### EXERCISE MATERIAL
[start]

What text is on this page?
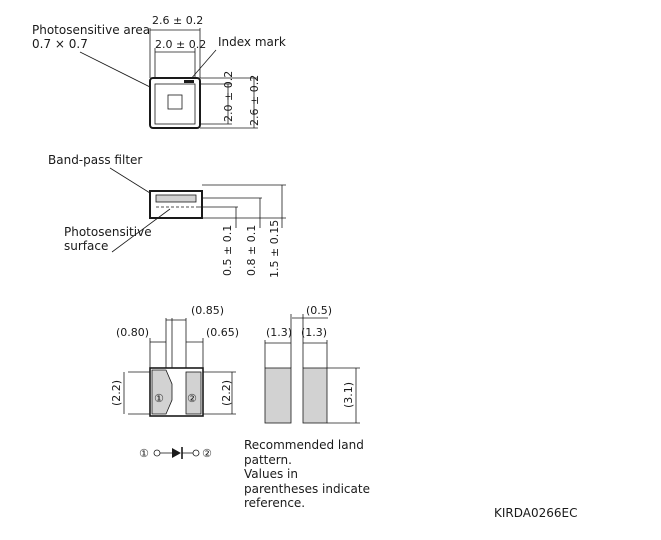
Photosensitive area
0.7 × 0.7
2.6 ± 0.2
2.0 ± 0.2 Index mark
2.0 ± 0.2 2.6 ± 0.2
Band-pass filter
Photosensitive
surface	0.5 ± 0.1 0.8 ± 0.1 1.5 ± 0.15
(0.85)
(0.80)	(0.65)
① ②
(2.2)	(2.2)
(0.5)
(1.3) (1.3)
(3.1)
①	②
Recommended land
pattern.
Values in
parentheses indicate
reference.
KIRDA0266EC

[end]

### OBJECTIVE
The entries above are to be returned exactly, without their pictures.

### RESULT
What text is on this page?
Photosensitive area
0.7 × 0.7
2.6 ± 0.2
2.0 ± 0.2 Index mark
2.0 ± 0.2 2.6 ± 0.2
Band-pass filter
Photosensitive
surface	0.5 ± 0.1 0.8 ± 0.1 1.5 ± 0.15
(0.85)
(0.80)	(0.65)
① ②
(2.2)	(2.2)
(0.5)
(1.3) (1.3)
(3.1)
①	②
Recommended land
pattern.
Values in
parentheses indicate
reference.
KIRDA0266EC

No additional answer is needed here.